> WHAT TO DO
Determine how many lines hold "Cancel" and give only that number.

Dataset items
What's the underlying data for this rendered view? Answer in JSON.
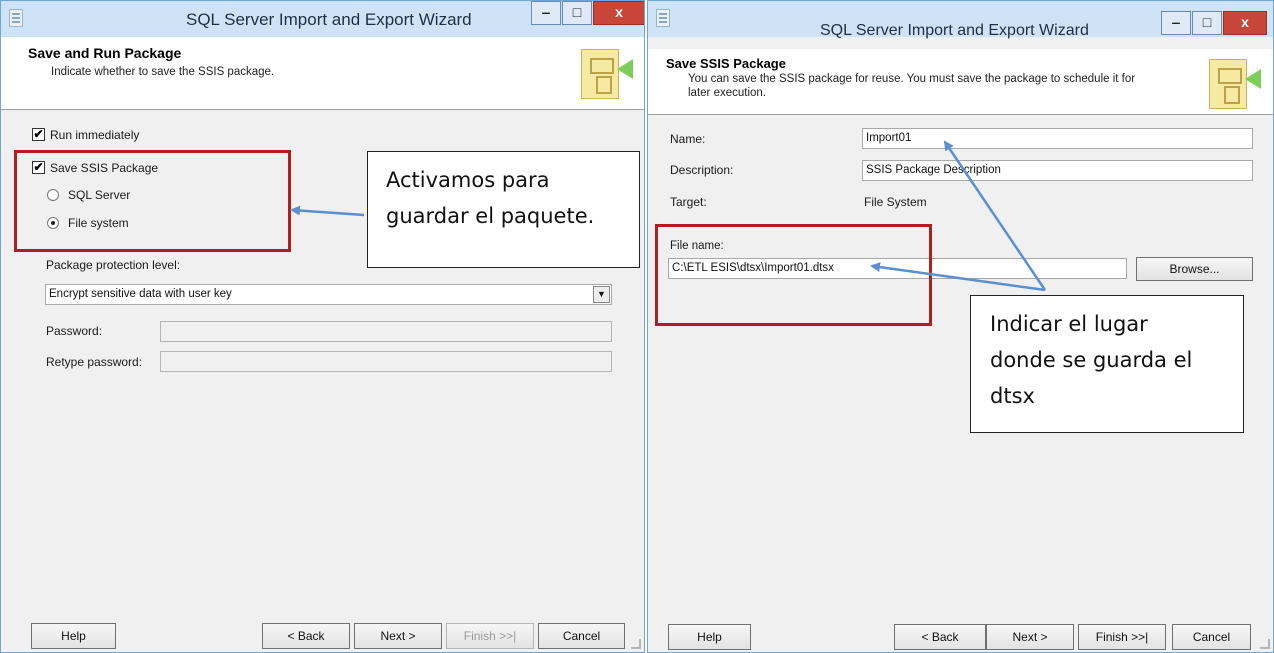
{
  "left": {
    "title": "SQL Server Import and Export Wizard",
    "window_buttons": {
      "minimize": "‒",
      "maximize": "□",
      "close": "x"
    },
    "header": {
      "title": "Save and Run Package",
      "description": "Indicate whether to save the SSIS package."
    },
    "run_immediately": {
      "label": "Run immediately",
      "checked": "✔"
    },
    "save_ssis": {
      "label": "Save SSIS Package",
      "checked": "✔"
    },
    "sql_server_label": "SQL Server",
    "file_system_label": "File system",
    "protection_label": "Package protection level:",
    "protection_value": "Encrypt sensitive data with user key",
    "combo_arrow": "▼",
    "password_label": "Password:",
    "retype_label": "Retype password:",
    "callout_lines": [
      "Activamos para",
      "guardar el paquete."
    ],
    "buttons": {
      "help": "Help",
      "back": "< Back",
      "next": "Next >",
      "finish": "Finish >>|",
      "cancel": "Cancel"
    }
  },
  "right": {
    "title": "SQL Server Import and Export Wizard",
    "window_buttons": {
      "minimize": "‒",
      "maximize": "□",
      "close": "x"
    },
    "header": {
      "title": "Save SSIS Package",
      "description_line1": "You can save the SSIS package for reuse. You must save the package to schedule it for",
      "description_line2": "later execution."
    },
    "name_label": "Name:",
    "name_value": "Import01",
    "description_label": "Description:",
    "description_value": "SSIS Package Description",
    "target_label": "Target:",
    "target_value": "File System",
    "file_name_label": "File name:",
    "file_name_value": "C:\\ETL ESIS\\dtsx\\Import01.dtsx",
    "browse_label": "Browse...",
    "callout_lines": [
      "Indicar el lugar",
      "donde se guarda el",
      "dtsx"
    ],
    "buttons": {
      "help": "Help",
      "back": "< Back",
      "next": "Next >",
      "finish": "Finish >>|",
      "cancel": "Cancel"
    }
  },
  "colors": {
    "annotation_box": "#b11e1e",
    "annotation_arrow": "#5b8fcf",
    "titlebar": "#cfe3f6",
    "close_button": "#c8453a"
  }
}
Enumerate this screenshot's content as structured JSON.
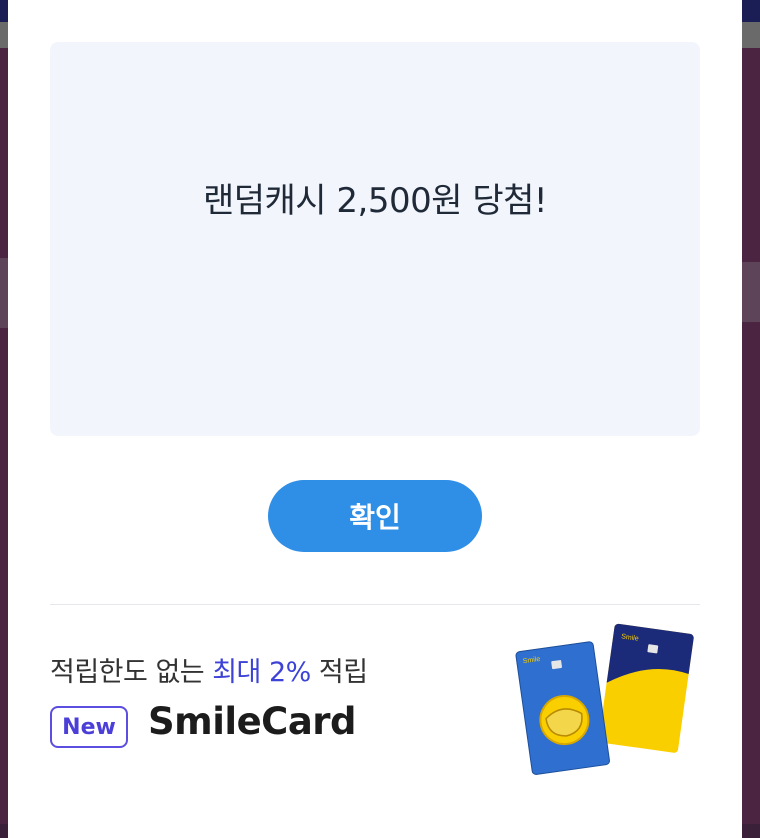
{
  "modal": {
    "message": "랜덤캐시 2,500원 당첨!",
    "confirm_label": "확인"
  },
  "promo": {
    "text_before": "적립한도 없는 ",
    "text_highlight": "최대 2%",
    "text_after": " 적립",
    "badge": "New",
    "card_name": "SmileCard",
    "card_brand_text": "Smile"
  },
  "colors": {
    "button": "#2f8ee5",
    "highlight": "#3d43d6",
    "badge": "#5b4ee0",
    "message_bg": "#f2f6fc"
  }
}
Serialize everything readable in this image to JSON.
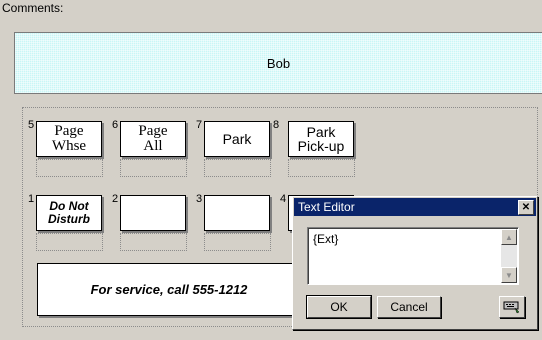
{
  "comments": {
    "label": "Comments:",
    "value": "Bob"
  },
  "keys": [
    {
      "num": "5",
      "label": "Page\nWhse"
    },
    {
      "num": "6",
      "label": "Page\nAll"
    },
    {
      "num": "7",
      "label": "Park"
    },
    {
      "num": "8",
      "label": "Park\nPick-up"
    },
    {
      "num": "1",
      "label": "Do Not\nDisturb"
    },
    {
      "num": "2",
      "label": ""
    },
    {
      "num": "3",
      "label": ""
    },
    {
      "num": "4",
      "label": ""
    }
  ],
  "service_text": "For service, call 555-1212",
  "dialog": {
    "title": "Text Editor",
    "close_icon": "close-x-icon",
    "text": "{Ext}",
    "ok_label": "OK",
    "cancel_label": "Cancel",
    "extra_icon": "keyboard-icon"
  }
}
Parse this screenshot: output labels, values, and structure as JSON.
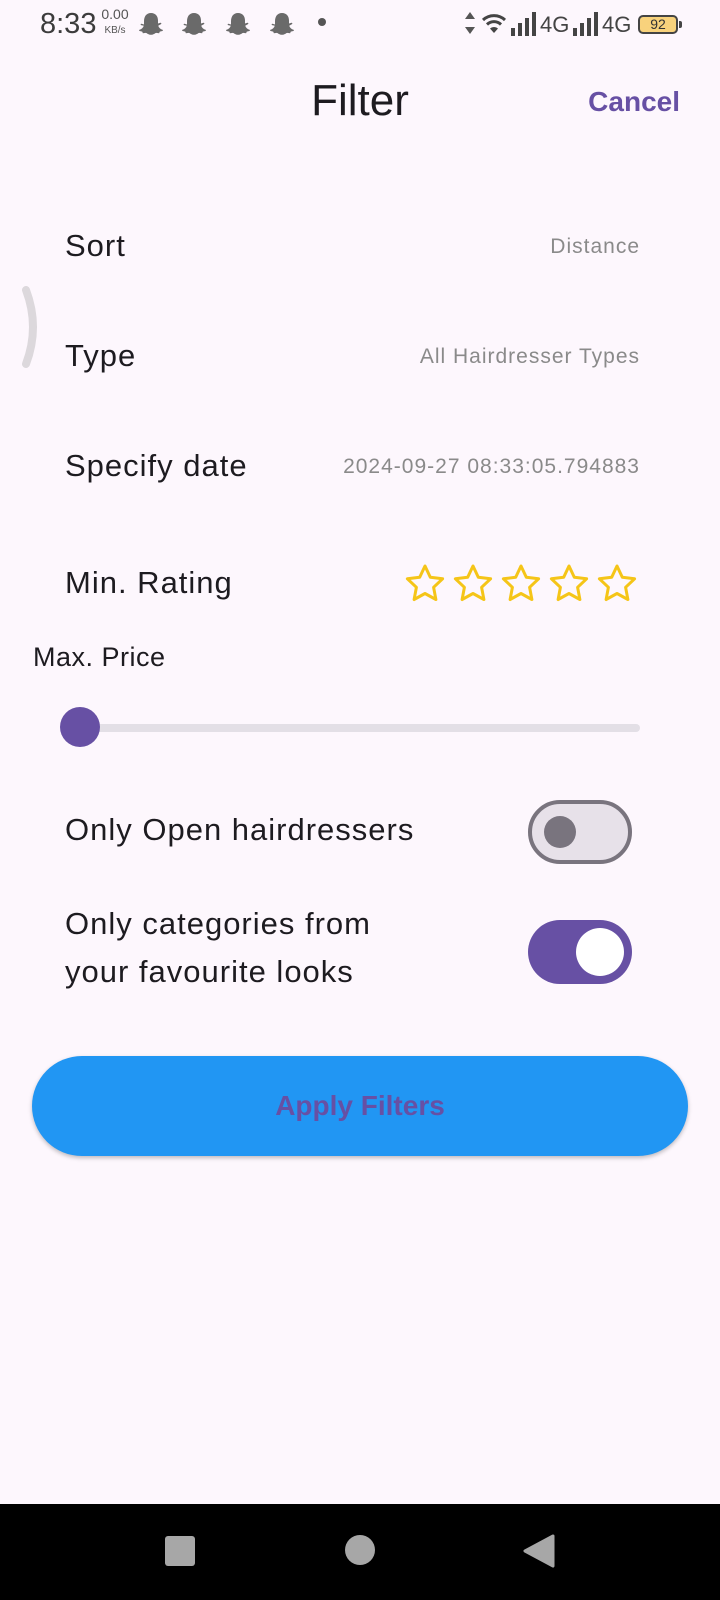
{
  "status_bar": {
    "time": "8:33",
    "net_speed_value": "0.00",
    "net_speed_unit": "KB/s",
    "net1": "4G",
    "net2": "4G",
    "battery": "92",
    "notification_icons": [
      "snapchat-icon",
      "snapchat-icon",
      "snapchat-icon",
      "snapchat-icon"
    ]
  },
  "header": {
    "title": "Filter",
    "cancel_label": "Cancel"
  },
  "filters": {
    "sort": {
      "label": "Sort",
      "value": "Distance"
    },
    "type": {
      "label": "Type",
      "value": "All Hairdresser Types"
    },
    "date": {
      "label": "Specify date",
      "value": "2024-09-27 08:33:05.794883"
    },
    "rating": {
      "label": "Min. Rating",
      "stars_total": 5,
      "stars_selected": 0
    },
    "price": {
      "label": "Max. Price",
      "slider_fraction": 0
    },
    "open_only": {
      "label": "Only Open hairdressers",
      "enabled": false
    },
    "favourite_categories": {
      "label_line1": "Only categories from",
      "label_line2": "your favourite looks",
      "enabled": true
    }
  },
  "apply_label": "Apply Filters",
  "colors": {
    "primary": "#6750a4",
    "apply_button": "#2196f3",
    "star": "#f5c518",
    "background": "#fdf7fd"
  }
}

...

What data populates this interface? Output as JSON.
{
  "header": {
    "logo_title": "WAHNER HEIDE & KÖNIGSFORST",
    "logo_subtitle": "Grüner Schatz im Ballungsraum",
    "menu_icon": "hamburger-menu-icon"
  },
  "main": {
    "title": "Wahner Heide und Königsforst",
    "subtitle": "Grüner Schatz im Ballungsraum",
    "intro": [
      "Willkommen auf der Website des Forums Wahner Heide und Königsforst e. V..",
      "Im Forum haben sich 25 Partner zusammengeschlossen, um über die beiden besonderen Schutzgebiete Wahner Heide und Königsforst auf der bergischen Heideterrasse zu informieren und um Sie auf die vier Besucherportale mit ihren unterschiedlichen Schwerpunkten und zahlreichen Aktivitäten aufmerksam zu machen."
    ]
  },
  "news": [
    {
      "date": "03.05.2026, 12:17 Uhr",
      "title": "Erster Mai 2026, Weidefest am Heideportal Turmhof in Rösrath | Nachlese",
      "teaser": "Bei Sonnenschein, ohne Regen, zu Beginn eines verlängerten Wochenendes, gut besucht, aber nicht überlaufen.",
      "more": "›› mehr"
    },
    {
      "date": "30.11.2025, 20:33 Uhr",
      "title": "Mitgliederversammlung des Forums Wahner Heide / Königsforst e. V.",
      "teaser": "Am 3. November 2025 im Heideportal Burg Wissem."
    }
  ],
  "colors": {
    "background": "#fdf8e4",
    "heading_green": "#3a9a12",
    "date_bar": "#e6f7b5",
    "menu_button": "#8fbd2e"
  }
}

> SOLUTION FOR THIS EXERCISE
4